* begin *

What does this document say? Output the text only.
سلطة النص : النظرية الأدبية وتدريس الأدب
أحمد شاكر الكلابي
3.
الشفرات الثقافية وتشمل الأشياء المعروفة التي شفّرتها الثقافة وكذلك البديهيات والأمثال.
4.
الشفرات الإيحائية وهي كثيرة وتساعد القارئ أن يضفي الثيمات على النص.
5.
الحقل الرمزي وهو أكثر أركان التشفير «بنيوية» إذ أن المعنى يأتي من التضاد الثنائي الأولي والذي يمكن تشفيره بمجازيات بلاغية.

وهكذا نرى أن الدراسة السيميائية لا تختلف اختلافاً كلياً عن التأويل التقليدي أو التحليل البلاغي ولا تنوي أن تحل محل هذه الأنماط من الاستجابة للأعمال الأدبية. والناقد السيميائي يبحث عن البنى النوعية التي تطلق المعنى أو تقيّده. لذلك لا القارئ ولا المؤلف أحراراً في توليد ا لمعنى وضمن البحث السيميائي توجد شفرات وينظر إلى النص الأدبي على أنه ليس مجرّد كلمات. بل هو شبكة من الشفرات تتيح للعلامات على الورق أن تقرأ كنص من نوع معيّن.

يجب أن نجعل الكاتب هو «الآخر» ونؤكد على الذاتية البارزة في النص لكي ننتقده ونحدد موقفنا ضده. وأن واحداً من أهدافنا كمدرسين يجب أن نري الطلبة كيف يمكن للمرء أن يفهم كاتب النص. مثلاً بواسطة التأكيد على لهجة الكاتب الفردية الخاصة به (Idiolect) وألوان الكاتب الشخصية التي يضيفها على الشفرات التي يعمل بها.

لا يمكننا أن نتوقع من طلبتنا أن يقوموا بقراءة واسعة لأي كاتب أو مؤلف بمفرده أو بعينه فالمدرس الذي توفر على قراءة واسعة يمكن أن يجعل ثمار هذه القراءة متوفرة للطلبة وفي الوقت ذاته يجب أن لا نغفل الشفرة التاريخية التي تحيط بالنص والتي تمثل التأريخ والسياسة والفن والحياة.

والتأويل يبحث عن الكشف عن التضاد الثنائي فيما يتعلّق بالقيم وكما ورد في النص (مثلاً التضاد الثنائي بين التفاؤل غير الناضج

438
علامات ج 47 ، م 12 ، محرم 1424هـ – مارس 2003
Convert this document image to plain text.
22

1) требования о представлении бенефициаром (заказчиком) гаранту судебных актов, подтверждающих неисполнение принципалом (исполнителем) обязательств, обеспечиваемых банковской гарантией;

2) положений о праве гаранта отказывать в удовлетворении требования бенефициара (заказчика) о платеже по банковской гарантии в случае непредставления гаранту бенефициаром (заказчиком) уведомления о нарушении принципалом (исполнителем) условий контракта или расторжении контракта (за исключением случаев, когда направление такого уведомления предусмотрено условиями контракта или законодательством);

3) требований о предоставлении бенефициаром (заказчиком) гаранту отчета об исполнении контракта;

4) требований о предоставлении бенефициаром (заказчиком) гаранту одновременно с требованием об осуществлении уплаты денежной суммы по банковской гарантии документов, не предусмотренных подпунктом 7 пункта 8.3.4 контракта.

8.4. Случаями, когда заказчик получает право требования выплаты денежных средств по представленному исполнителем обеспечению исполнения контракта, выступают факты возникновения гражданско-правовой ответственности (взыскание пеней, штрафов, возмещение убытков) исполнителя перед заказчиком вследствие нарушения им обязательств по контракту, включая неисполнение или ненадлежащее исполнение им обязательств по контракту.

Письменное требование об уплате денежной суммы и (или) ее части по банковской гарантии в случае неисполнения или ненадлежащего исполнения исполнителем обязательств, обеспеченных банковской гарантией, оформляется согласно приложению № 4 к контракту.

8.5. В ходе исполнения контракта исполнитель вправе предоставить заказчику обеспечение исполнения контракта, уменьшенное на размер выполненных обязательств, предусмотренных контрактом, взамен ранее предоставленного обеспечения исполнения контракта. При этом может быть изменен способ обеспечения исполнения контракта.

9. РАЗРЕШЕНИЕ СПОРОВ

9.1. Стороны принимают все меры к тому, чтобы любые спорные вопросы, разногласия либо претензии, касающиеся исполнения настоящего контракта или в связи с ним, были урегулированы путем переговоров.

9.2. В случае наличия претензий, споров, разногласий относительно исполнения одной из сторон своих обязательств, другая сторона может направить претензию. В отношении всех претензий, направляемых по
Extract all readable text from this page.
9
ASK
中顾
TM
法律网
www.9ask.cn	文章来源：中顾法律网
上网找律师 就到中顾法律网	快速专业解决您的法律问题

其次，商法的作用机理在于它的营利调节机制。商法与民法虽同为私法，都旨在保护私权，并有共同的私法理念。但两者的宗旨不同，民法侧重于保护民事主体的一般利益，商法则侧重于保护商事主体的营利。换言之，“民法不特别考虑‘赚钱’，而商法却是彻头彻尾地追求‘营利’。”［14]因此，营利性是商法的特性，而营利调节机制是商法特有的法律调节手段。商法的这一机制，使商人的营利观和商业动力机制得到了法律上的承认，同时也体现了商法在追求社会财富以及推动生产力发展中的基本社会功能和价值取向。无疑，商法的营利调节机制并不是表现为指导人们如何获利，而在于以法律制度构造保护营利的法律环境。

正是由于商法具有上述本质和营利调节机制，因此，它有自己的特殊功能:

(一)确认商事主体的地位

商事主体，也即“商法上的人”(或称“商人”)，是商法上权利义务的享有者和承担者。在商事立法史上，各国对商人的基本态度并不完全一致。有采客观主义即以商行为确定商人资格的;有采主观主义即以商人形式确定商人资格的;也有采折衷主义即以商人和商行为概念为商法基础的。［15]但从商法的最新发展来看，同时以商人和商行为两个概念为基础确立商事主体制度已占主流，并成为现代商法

* end *

Every entry should be output exactly as written, please.

▶ [ANSWER BELOW]
What does this document say? Output the text only.
سلطة النص : النظرية الأدبية وتدريس الأدب
أحمد شاكر الكلابي
3.
الشفرات الثقافية وتشمل الأشياء المعروفة التي شفّرتها الثقافة وكذلك البديهيات والأمثال.
4.
الشفرات الإيحائية وهي كثيرة وتساعد القارئ أن يضفي الثيمات على النص.
5.
الحقل الرمزي وهو أكثر أركان التشفير «بنيوية» إذ أن المعنى يأتي من التضاد الثنائي الأولي والذي يمكن تشفيره بمجازيات بلاغية.

وهكذا نرى أن الدراسة السيميائية لا تختلف اختلافاً كلياً عن التأويل التقليدي أو التحليل البلاغي ولا تنوي أن تحل محل هذه الأنماط من الاستجابة للأعمال الأدبية. والناقد السيميائي يبحث عن البنى النوعية التي تطلق المعنى أو تقيّده. لذلك لا القارئ ولا المؤلف أحراراً في توليد ا لمعنى وضمن البحث السيميائي توجد شفرات وينظر إلى النص الأدبي على أنه ليس مجرّد كلمات. بل هو شبكة من الشفرات تتيح للعلامات على الورق أن تقرأ كنص من نوع معيّن.

يجب أن نجعل الكاتب هو «الآخر» ونؤكد على الذاتية البارزة في النص لكي ننتقده ونحدد موقفنا ضده. وأن واحداً من أهدافنا كمدرسين يجب أن نري الطلبة كيف يمكن للمرء أن يفهم كاتب النص. مثلاً بواسطة التأكيد على لهجة الكاتب الفردية الخاصة به (Idiolect) وألوان الكاتب الشخصية التي يضيفها على الشفرات التي يعمل بها.

لا يمكننا أن نتوقع من طلبتنا أن يقوموا بقراءة واسعة لأي كاتب أو مؤلف بمفرده أو بعينه فالمدرس الذي توفر على قراءة واسعة يمكن أن يجعل ثمار هذه القراءة متوفرة للطلبة وفي الوقت ذاته يجب أن لا نغفل الشفرة التاريخية التي تحيط بالنص والتي تمثل التأريخ والسياسة والفن والحياة.

والتأويل يبحث عن الكشف عن التضاد الثنائي فيما يتعلّق بالقيم وكما ورد في النص (مثلاً التضاد الثنائي بين التفاؤل غير الناضج

438
علامات ج 47 ، م 12 ، محرم 1424هـ – مارس 2003
Convert this document image to plain text.
22

1) требования о представлении бенефициаром (заказчиком) гаранту судебных актов, подтверждающих неисполнение принципалом (исполнителем) обязательств, обеспечиваемых банковской гарантией;

2) положений о праве гаранта отказывать в удовлетворении требования бенефициара (заказчика) о платеже по банковской гарантии в случае непредставления гаранту бенефициаром (заказчиком) уведомления о нарушении принципалом (исполнителем) условий контракта или расторжении контракта (за исключением случаев, когда направление такого уведомления предусмотрено условиями контракта или законодательством);

3) требований о предоставлении бенефициаром (заказчиком) гаранту отчета об исполнении контракта;

4) требований о предоставлении бенефициаром (заказчиком) гаранту одновременно с требованием об осуществлении уплаты денежной суммы по банковской гарантии документов, не предусмотренных подпунктом 7 пункта 8.3.4 контракта.

8.4. Случаями, когда заказчик получает право требования выплаты денежных средств по представленному исполнителем обеспечению исполнения контракта, выступают факты возникновения гражданско-правовой ответственности (взыскание пеней, штрафов, возмещение убытков) исполнителя перед заказчиком вследствие нарушения им обязательств по контракту, включая неисполнение или ненадлежащее исполнение им обязательств по контракту.

Письменное требование об уплате денежной суммы и (или) ее части по банковской гарантии в случае неисполнения или ненадлежащего исполнения исполнителем обязательств, обеспеченных банковской гарантией, оформляется согласно приложению № 4 к контракту.

8.5. В ходе исполнения контракта исполнитель вправе предоставить заказчику обеспечение исполнения контракта, уменьшенное на размер выполненных обязательств, предусмотренных контрактом, взамен ранее предоставленного обеспечения исполнения контракта. При этом может быть изменен способ обеспечения исполнения контракта.

9. РАЗРЕШЕНИЕ СПОРОВ

9.1. Стороны принимают все меры к тому, чтобы любые спорные вопросы, разногласия либо претензии, касающиеся исполнения настоящего контракта или в связи с ним, были урегулированы путем переговоров.

9.2. В случае наличия претензий, споров, разногласий относительно исполнения одной из сторон своих обязательств, другая сторона может направить претензию. В отношении всех претензий, направляемых по
Extract all readable text from this page.
9
ASK
中顾
TM
法律网
www.9ask.cn	文章来源：中顾法律网
上网找律师 就到中顾法律网	快速专业解决您的法律问题

其次，商法的作用机理在于它的营利调节机制。商法与民法虽同为私法，都旨在保护私权，并有共同的私法理念。但两者的宗旨不同，民法侧重于保护民事主体的一般利益，商法则侧重于保护商事主体的营利。换言之，“民法不特别考虑‘赚钱’，而商法却是彻头彻尾地追求‘营利’。”［14]因此，营利性是商法的特性，而营利调节机制是商法特有的法律调节手段。商法的这一机制，使商人的营利观和商业动力机制得到了法律上的承认，同时也体现了商法在追求社会财富以及推动生产力发展中的基本社会功能和价值取向。无疑，商法的营利调节机制并不是表现为指导人们如何获利，而在于以法律制度构造保护营利的法律环境。

正是由于商法具有上述本质和营利调节机制，因此，它有自己的特殊功能:

(一)确认商事主体的地位

商事主体，也即“商法上的人”(或称“商人”)，是商法上权利义务的享有者和承担者。在商事立法史上，各国对商人的基本态度并不完全一致。有采客观主义即以商行为确定商人资格的;有采主观主义即以商人形式确定商人资格的;也有采折衷主义即以商人和商行为概念为商法基础的。［15]但从商法的最新发展来看，同时以商人和商行为两个概念为基础确立商事主体制度已占主流，并成为现代商法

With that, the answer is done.